* [EXERCISE TASK]: Only the pictures are to be left out; set down the rest of the records exactly.

** begin DATA RECORDS **

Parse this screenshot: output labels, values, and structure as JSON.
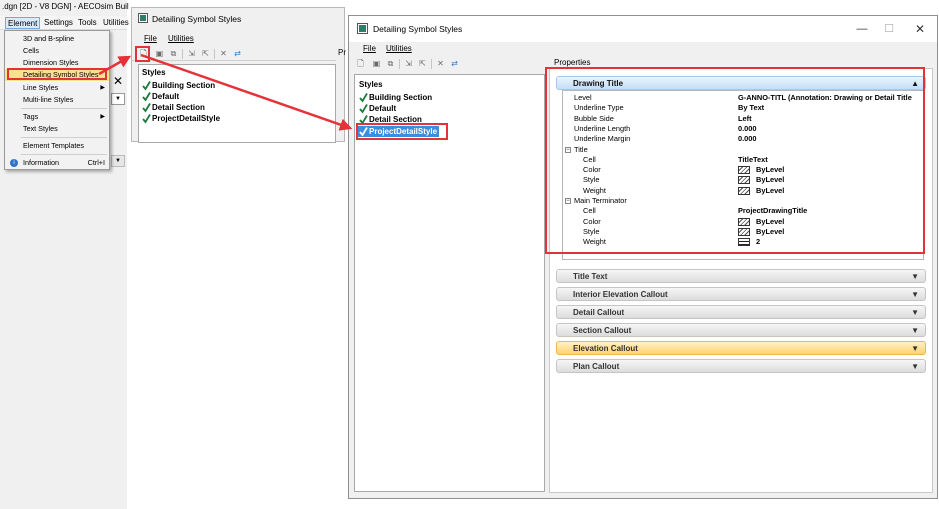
{
  "app": {
    "title": ".dgn [2D - V8 DGN] - AECOsim Buil",
    "menubar": [
      "Element",
      "Settings",
      "Tools",
      "Utilities"
    ]
  },
  "element_menu": {
    "items": [
      {
        "label": "3D and B-spline",
        "arrow": false
      },
      {
        "label": "Cells",
        "arrow": false
      },
      {
        "label": "Dimension Styles",
        "arrow": false
      },
      {
        "label": "Detailing Symbol Styles",
        "arrow": false
      },
      {
        "label": "Line Styles",
        "arrow": true
      },
      {
        "label": "Multi-line Styles",
        "arrow": false
      },
      {
        "label": "Tags",
        "arrow": true
      },
      {
        "label": "Text Styles",
        "arrow": false
      },
      {
        "label": "Element Templates",
        "arrow": false
      },
      {
        "label": "Information",
        "accel": "Ctrl+I"
      }
    ]
  },
  "small_dialog": {
    "title": "Detailing Symbol Styles",
    "menu": [
      "File",
      "Utilities"
    ],
    "properties_label": "Pr",
    "styles_header": "Styles",
    "styles": [
      "Building Section",
      "Default",
      "Detail Section",
      "ProjectDetailStyle"
    ]
  },
  "big_dialog": {
    "title": "Detailing Symbol Styles",
    "window_buttons": {
      "minimize": "—",
      "maximize": "☐",
      "close": "✕"
    },
    "menu": [
      "File",
      "Utilities"
    ],
    "properties_label": "Properties",
    "styles_header": "Styles",
    "styles": [
      "Building Section",
      "Default",
      "Detail Section",
      "ProjectDetailStyle"
    ],
    "selected_style": "ProjectDetailStyle",
    "drawing_title": {
      "header": "Drawing Title",
      "rows": [
        {
          "name": "Level",
          "value": "G-ANNO-TITL (Annotation: Drawing or Detail Title"
        },
        {
          "name": "Underline Type",
          "value": "By Text"
        },
        {
          "name": "Bubble Side",
          "value": "Left"
        },
        {
          "name": "Underline Length",
          "value": "0.000"
        },
        {
          "name": "Underline Margin",
          "value": "0.000"
        },
        {
          "group": "Title"
        },
        {
          "name": "Cell",
          "value": "TitleText"
        },
        {
          "name": "Color",
          "value": "ByLevel",
          "swatch": "hatch"
        },
        {
          "name": "Style",
          "value": "ByLevel",
          "swatch": "hatch"
        },
        {
          "name": "Weight",
          "value": "ByLevel",
          "swatch": "hatch"
        },
        {
          "group": "Main Terminator"
        },
        {
          "name": "Cell",
          "value": "ProjectDrawingTitle"
        },
        {
          "name": "Color",
          "value": "ByLevel",
          "swatch": "hatch"
        },
        {
          "name": "Style",
          "value": "ByLevel",
          "swatch": "hatch"
        },
        {
          "name": "Weight",
          "value": "2",
          "swatch": "line"
        }
      ]
    },
    "sections": [
      {
        "label": "Title Text"
      },
      {
        "label": "Interior Elevation Callout"
      },
      {
        "label": "Detail Callout"
      },
      {
        "label": "Section Callout"
      },
      {
        "label": "Elevation Callout",
        "highlighted": true
      },
      {
        "label": "Plan Callout"
      }
    ]
  },
  "colors": {
    "highlight_red": "#e53238",
    "selection_blue": "#3a8ee0",
    "elevation_gold": "#ffd26e",
    "drawing_header_blue": "#c4def6"
  }
}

** end DATA RECORDS **

* [IN RESPONSE]:
Parse this screenshot: output labels, values, and structure as JSON.
{
  "app": {
    "title": ".dgn [2D - V8 DGN] - AECOsim Buil",
    "menubar": [
      "Element",
      "Settings",
      "Tools",
      "Utilities"
    ]
  },
  "element_menu": {
    "items": [
      {
        "label": "3D and B-spline",
        "arrow": false
      },
      {
        "label": "Cells",
        "arrow": false
      },
      {
        "label": "Dimension Styles",
        "arrow": false
      },
      {
        "label": "Detailing Symbol Styles",
        "arrow": false
      },
      {
        "label": "Line Styles",
        "arrow": true
      },
      {
        "label": "Multi-line Styles",
        "arrow": false
      },
      {
        "label": "Tags",
        "arrow": true
      },
      {
        "label": "Text Styles",
        "arrow": false
      },
      {
        "label": "Element Templates",
        "arrow": false
      },
      {
        "label": "Information",
        "accel": "Ctrl+I"
      }
    ]
  },
  "small_dialog": {
    "title": "Detailing Symbol Styles",
    "menu": [
      "File",
      "Utilities"
    ],
    "properties_label": "Pr",
    "styles_header": "Styles",
    "styles": [
      "Building Section",
      "Default",
      "Detail Section",
      "ProjectDetailStyle"
    ]
  },
  "big_dialog": {
    "title": "Detailing Symbol Styles",
    "window_buttons": {
      "minimize": "—",
      "maximize": "☐",
      "close": "✕"
    },
    "menu": [
      "File",
      "Utilities"
    ],
    "properties_label": "Properties",
    "styles_header": "Styles",
    "styles": [
      "Building Section",
      "Default",
      "Detail Section",
      "ProjectDetailStyle"
    ],
    "selected_style": "ProjectDetailStyle",
    "drawing_title": {
      "header": "Drawing Title",
      "rows": [
        {
          "name": "Level",
          "value": "G-ANNO-TITL (Annotation: Drawing or Detail Title"
        },
        {
          "name": "Underline Type",
          "value": "By Text"
        },
        {
          "name": "Bubble Side",
          "value": "Left"
        },
        {
          "name": "Underline Length",
          "value": "0.000"
        },
        {
          "name": "Underline Margin",
          "value": "0.000"
        },
        {
          "group": "Title"
        },
        {
          "name": "Cell",
          "value": "TitleText"
        },
        {
          "name": "Color",
          "value": "ByLevel",
          "swatch": "hatch"
        },
        {
          "name": "Style",
          "value": "ByLevel",
          "swatch": "hatch"
        },
        {
          "name": "Weight",
          "value": "ByLevel",
          "swatch": "hatch"
        },
        {
          "group": "Main Terminator"
        },
        {
          "name": "Cell",
          "value": "ProjectDrawingTitle"
        },
        {
          "name": "Color",
          "value": "ByLevel",
          "swatch": "hatch"
        },
        {
          "name": "Style",
          "value": "ByLevel",
          "swatch": "hatch"
        },
        {
          "name": "Weight",
          "value": "2",
          "swatch": "line"
        }
      ]
    },
    "sections": [
      {
        "label": "Title Text"
      },
      {
        "label": "Interior Elevation Callout"
      },
      {
        "label": "Detail Callout"
      },
      {
        "label": "Section Callout"
      },
      {
        "label": "Elevation Callout",
        "highlighted": true
      },
      {
        "label": "Plan Callout"
      }
    ]
  },
  "colors": {
    "highlight_red": "#e53238",
    "selection_blue": "#3a8ee0",
    "elevation_gold": "#ffd26e",
    "drawing_header_blue": "#c4def6"
  }
}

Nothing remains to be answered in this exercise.